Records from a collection
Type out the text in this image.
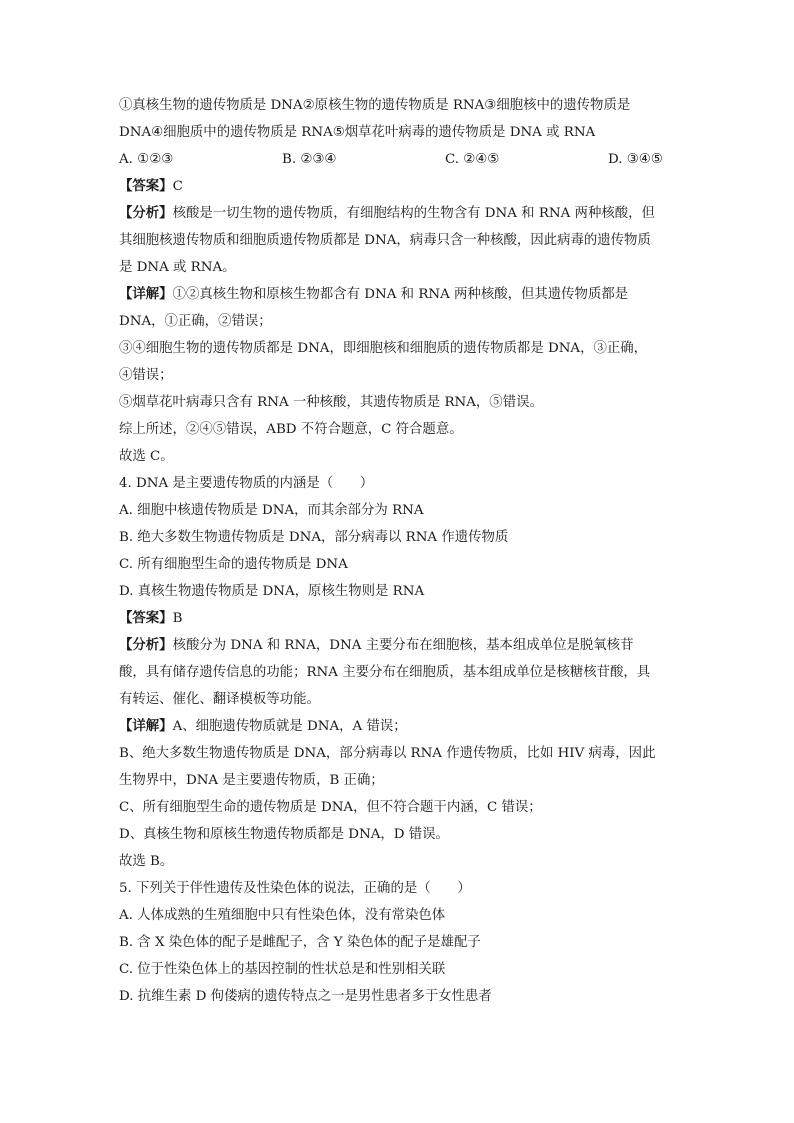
①真核生物的遗传物质是 DNA②原核生物的遗传物质是 RNA③细胞核中的遗传物质是
DNA④细胞质中的遗传物质是 RNA⑤烟草花叶病毒的遗传物质是 DNA 或 RNA
A. ①②③	B. ②③④	C. ②④⑤	D. ③④⑤
【答案】C
【分析】核酸是一切生物的遗传物质，有细胞结构的生物含有 DNA 和 RNA 两种核酸，但
其细胞核遗传物质和细胞质遗传物质都是 DNA，病毒只含一种核酸，因此病毒的遗传物质
是 DNA 或 RNA。
【详解】①②真核生物和原核生物都含有 DNA 和 RNA 两种核酸，但其遗传物质都是
DNA，①正确，②错误；
③④细胞生物的遗传物质都是 DNA，即细胞核和细胞质的遗传物质都是 DNA，③正确，
④错误；
⑤烟草花叶病毒只含有 RNA 一种核酸，其遗传物质是 RNA，⑤错误。
综上所述，②④⑤错误，ABD 不符合题意，C 符合题意。
故选 C。
4. DNA 是主要遗传物质的内涵是（　　）
A. 细胞中核遗传物质是 DNA，而其余部分为 RNA
B. 绝大多数生物遗传物质是 DNA，部分病毒以 RNA 作遗传物质
C. 所有细胞型生命的遗传物质是 DNA
D. 真核生物遗传物质是 DNA，原核生物则是 RNA
【答案】B
【分析】核酸分为 DNA 和 RNA，DNA 主要分布在细胞核，基本组成单位是脱氧核苷
酸，具有储存遗传信息的功能；RNA 主要分布在细胞质，基本组成单位是核糖核苷酸，具
有转运、催化、翻译模板等功能。
【详解】A、细胞遗传物质就是 DNA，A 错误；
B、绝大多数生物遗传物质是 DNA，部分病毒以 RNA 作遗传物质，比如 HIV 病毒，因此
生物界中，DNA 是主要遗传物质，B 正确；
C、所有细胞型生命的遗传物质是 DNA，但不符合题干内涵，C 错误；
D、真核生物和原核生物遗传物质都是 DNA，D 错误。
故选 B。
5. 下列关于伴性遗传及性染色体的说法，正确的是（　　）
A. 人体成熟的生殖细胞中只有性染色体，没有常染色体
B. 含 X 染色体的配子是雌配子，含 Y 染色体的配子是雄配子
C. 位于性染色体上的基因控制的性状总是和性别相关联
D. 抗维生素 D 佝偻病的遗传特点之一是男性患者多于女性患者
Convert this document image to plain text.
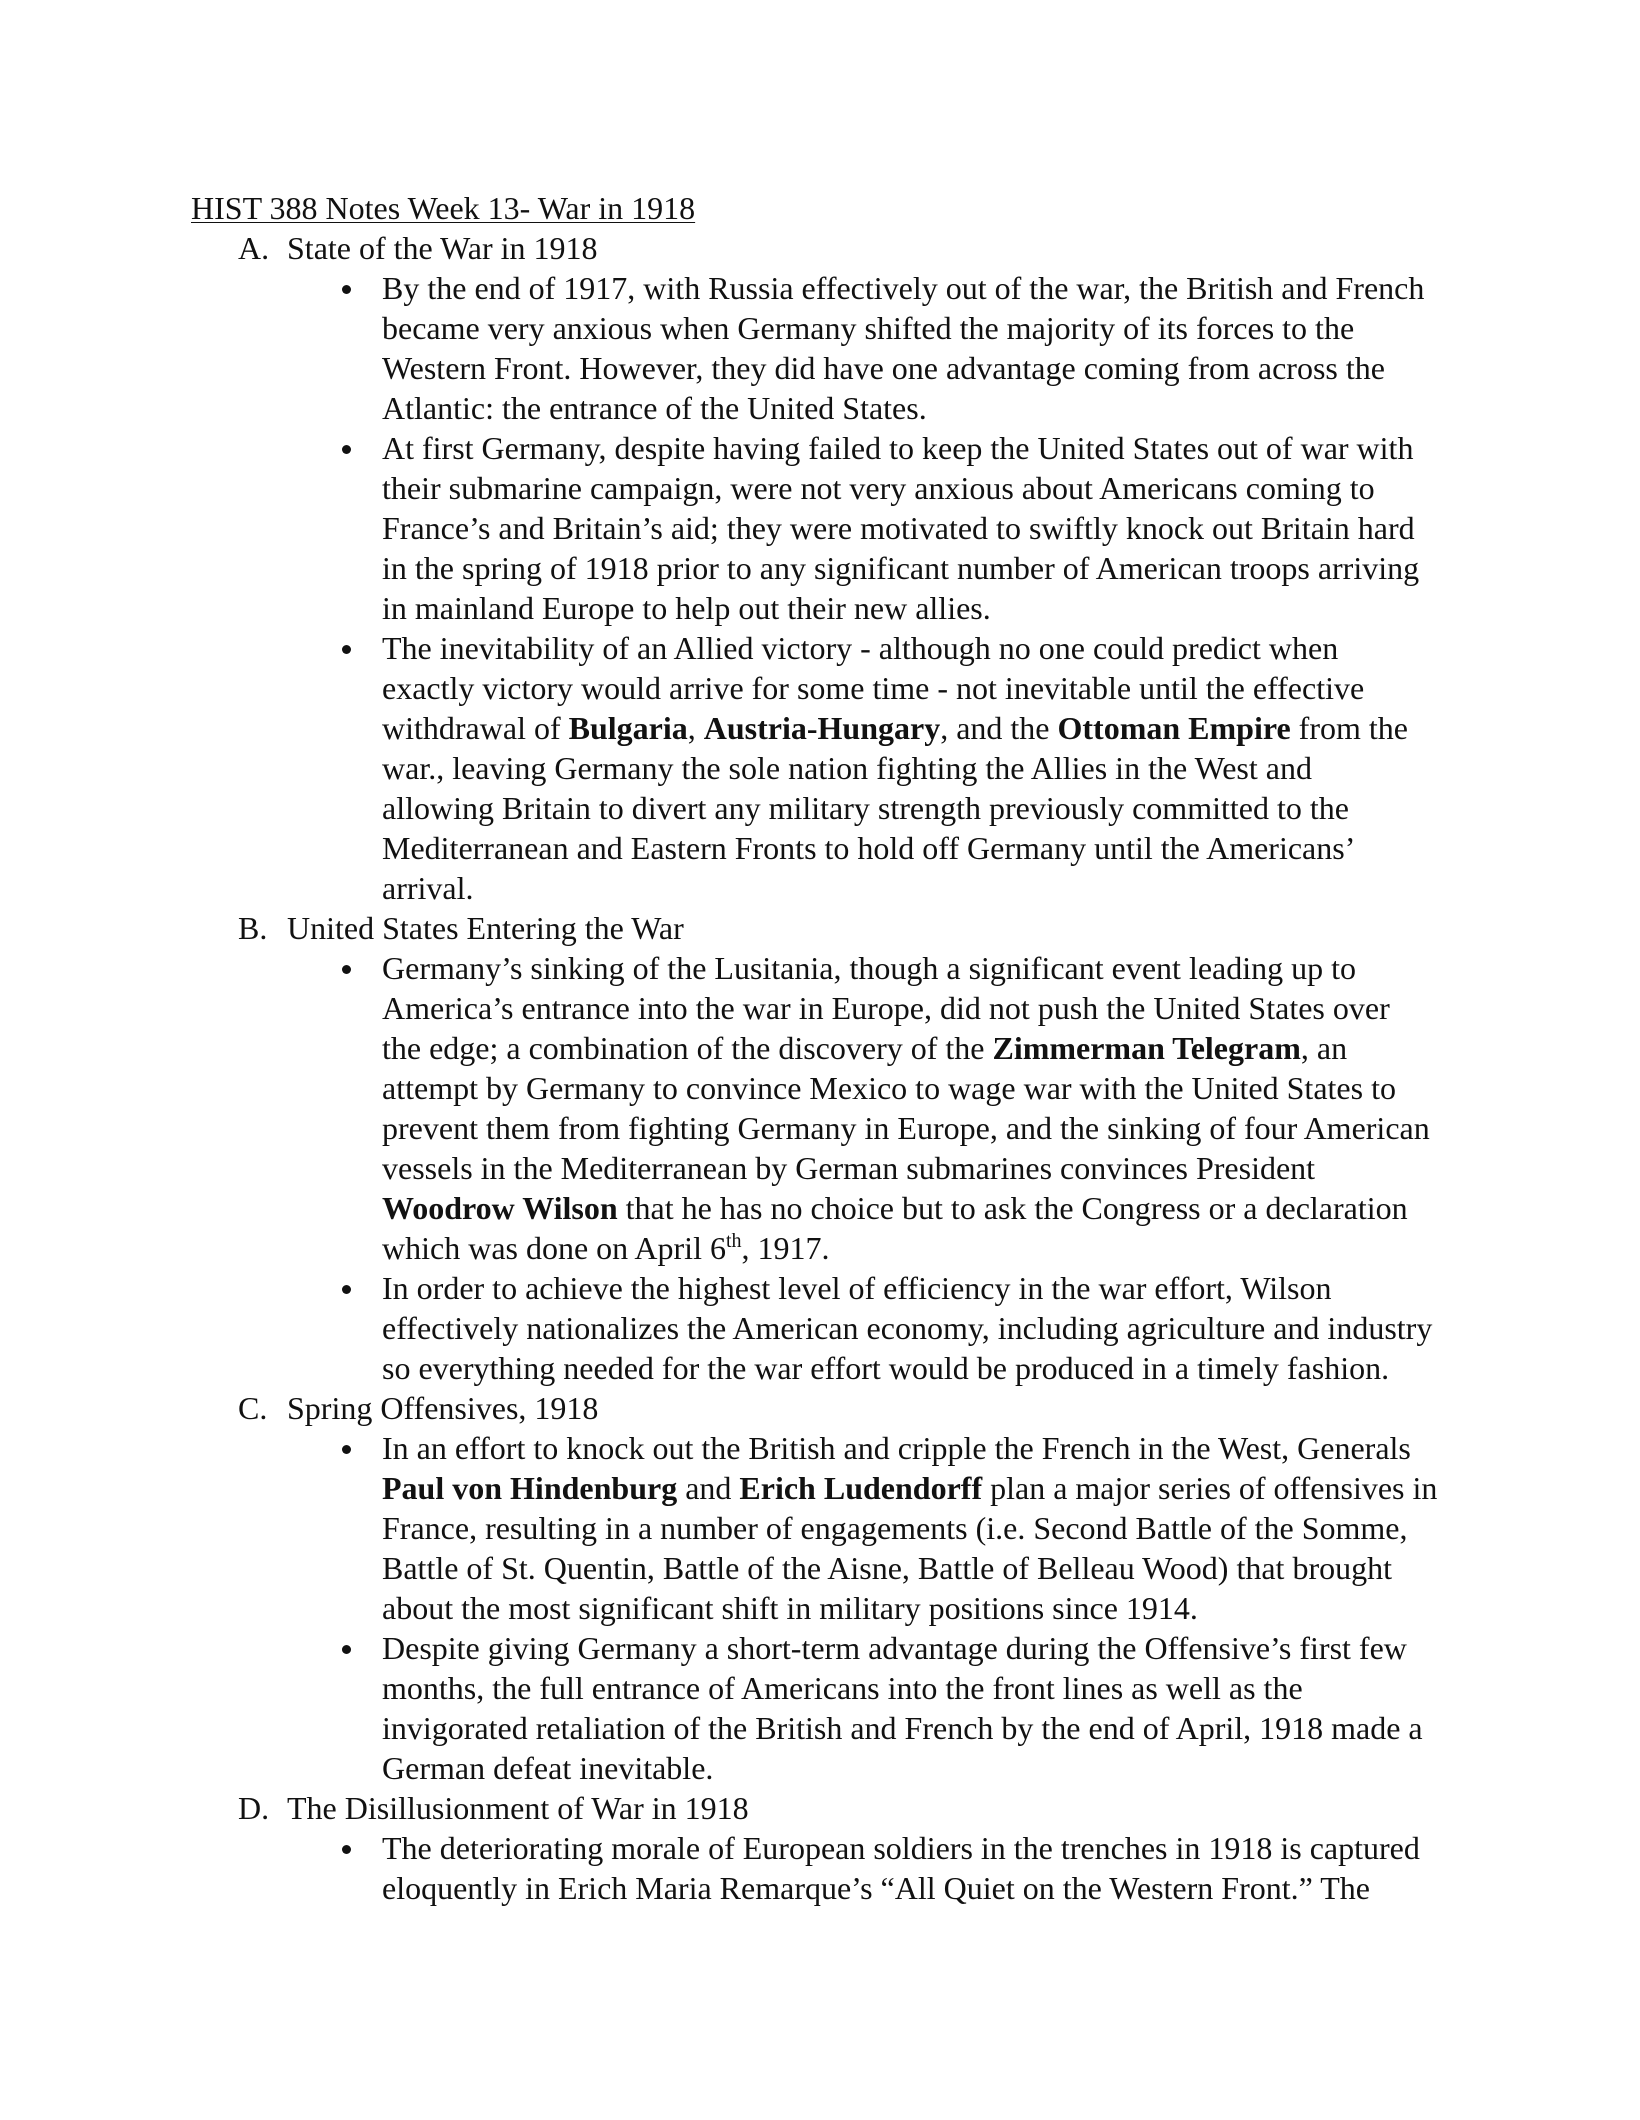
HIST 388 Notes Week 13- War in 1918
A. State of the War in 1918
By the end of 1917, with Russia effectively out of the war, the British and French
became very anxious when Germany shifted the majority of its forces to the
Western Front. However, they did have one advantage coming from across the
Atlantic: the entrance of the United States.
At first Germany, despite having failed to keep the United States out of war with
their submarine campaign, were not very anxious about Americans coming to
France’s and Britain’s aid; they were motivated to swiftly knock out Britain hard
in the spring of 1918 prior to any significant number of American troops arriving
in mainland Europe to help out their new allies.
The inevitability of an Allied victory - although no one could predict when
exactly victory would arrive for some time - not inevitable until the effective
withdrawal of Bulgaria, Austria-Hungary, and the Ottoman Empire from the
war., leaving Germany the sole nation fighting the Allies in the West and
allowing Britain to divert any military strength previously committed to the
Mediterranean and Eastern Fronts to hold off Germany until the Americans’
arrival.
B. United States Entering the War
Germany’s sinking of the Lusitania, though a significant event leading up to
America’s entrance into the war in Europe, did not push the United States over
the edge; a combination of the discovery of the Zimmerman Telegram, an
attempt by Germany to convince Mexico to wage war with the United States to
prevent them from fighting Germany in Europe, and the sinking of four American
vessels in the Mediterranean by German submarines convinces President
Woodrow Wilson that he has no choice but to ask the Congress or a declaration
which was done on April 6th, 1917.
In order to achieve the highest level of efficiency in the war effort, Wilson
effectively nationalizes the American economy, including agriculture and industry
so everything needed for the war effort would be produced in a timely fashion.
C. Spring Offensives, 1918
In an effort to knock out the British and cripple the French in the West, Generals
Paul von Hindenburg and Erich Ludendorff plan a major series of offensives in
France, resulting in a number of engagements (i.e. Second Battle of the Somme,
Battle of St. Quentin, Battle of the Aisne, Battle of Belleau Wood) that brought
about the most significant shift in military positions since 1914.
Despite giving Germany a short-term advantage during the Offensive’s first few
months, the full entrance of Americans into the front lines as well as the
invigorated retaliation of the British and French by the end of April, 1918 made a
German defeat inevitable.
D. The Disillusionment of War in 1918
The deteriorating morale of European soldiers in the trenches in 1918 is captured
eloquently in Erich Maria Remarque’s “All Quiet on the Western Front.” The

# Brief:
Omit any images, then output the listing exactly.

# The output:
Type out the text in this image.
①真核生物的遗传物质是 DNA②原核生物的遗传物质是 RNA③细胞核中的遗传物质是
DNA④细胞质中的遗传物质是 RNA⑤烟草花叶病毒的遗传物质是 DNA 或 RNA
A. ①②③	B. ②③④	C. ②④⑤	D. ③④⑤
【答案】C
【分析】核酸是一切生物的遗传物质，有细胞结构的生物含有 DNA 和 RNA 两种核酸，但
其细胞核遗传物质和细胞质遗传物质都是 DNA，病毒只含一种核酸，因此病毒的遗传物质
是 DNA 或 RNA。
【详解】①②真核生物和原核生物都含有 DNA 和 RNA 两种核酸，但其遗传物质都是
DNA，①正确，②错误；
③④细胞生物的遗传物质都是 DNA，即细胞核和细胞质的遗传物质都是 DNA，③正确，
④错误；
⑤烟草花叶病毒只含有 RNA 一种核酸，其遗传物质是 RNA，⑤错误。
综上所述，②④⑤错误，ABD 不符合题意，C 符合题意。
故选 C。
4. DNA 是主要遗传物质的内涵是（　　）
A. 细胞中核遗传物质是 DNA，而其余部分为 RNA
B. 绝大多数生物遗传物质是 DNA，部分病毒以 RNA 作遗传物质
C. 所有细胞型生命的遗传物质是 DNA
D. 真核生物遗传物质是 DNA，原核生物则是 RNA
【答案】B
【分析】核酸分为 DNA 和 RNA，DNA 主要分布在细胞核，基本组成单位是脱氧核苷
酸，具有储存遗传信息的功能；RNA 主要分布在细胞质，基本组成单位是核糖核苷酸，具
有转运、催化、翻译模板等功能。
【详解】A、细胞遗传物质就是 DNA，A 错误；
B、绝大多数生物遗传物质是 DNA，部分病毒以 RNA 作遗传物质，比如 HIV 病毒，因此
生物界中，DNA 是主要遗传物质，B 正确；
C、所有细胞型生命的遗传物质是 DNA，但不符合题干内涵，C 错误；
D、真核生物和原核生物遗传物质都是 DNA，D 错误。
故选 B。
5. 下列关于伴性遗传及性染色体的说法，正确的是（　　）
A. 人体成熟的生殖细胞中只有性染色体，没有常染色体
B. 含 X 染色体的配子是雌配子，含 Y 染色体的配子是雄配子
C. 位于性染色体上的基因控制的性状总是和性别相关联
D. 抗维生素 D 佝偻病的遗传特点之一是男性患者多于女性患者
Convert this document image to plain text.
HIST 388 Notes Week 13- War in 1918
A. State of the War in 1918
By the end of 1917, with Russia effectively out of the war, the British and French
became very anxious when Germany shifted the majority of its forces to the
Western Front. However, they did have one advantage coming from across the
Atlantic: the entrance of the United States.
At first Germany, despite having failed to keep the United States out of war with
their submarine campaign, were not very anxious about Americans coming to
France’s and Britain’s aid; they were motivated to swiftly knock out Britain hard
in the spring of 1918 prior to any significant number of American troops arriving
in mainland Europe to help out their new allies.
The inevitability of an Allied victory - although no one could predict when
exactly victory would arrive for some time - not inevitable until the effective
withdrawal of Bulgaria, Austria-Hungary, and the Ottoman Empire from the
war., leaving Germany the sole nation fighting the Allies in the West and
allowing Britain to divert any military strength previously committed to the
Mediterranean and Eastern Fronts to hold off Germany until the Americans’
arrival.
B. United States Entering the War
Germany’s sinking of the Lusitania, though a significant event leading up to
America’s entrance into the war in Europe, did not push the United States over
the edge; a combination of the discovery of the Zimmerman Telegram, an
attempt by Germany to convince Mexico to wage war with the United States to
prevent them from fighting Germany in Europe, and the sinking of four American
vessels in the Mediterranean by German submarines convinces President
Woodrow Wilson that he has no choice but to ask the Congress or a declaration
which was done on April 6th, 1917.
In order to achieve the highest level of efficiency in the war effort, Wilson
effectively nationalizes the American economy, including agriculture and industry
so everything needed for the war effort would be produced in a timely fashion.
C. Spring Offensives, 1918
In an effort to knock out the British and cripple the French in the West, Generals
Paul von Hindenburg and Erich Ludendorff plan a major series of offensives in
France, resulting in a number of engagements (i.e. Second Battle of the Somme,
Battle of St. Quentin, Battle of the Aisne, Battle of Belleau Wood) that brought
about the most significant shift in military positions since 1914.
Despite giving Germany a short-term advantage during the Offensive’s first few
months, the full entrance of Americans into the front lines as well as the
invigorated retaliation of the British and French by the end of April, 1918 made a
German defeat inevitable.
D. The Disillusionment of War in 1918
The deteriorating morale of European soldiers in the trenches in 1918 is captured
eloquently in Erich Maria Remarque’s “All Quiet on the Western Front.” The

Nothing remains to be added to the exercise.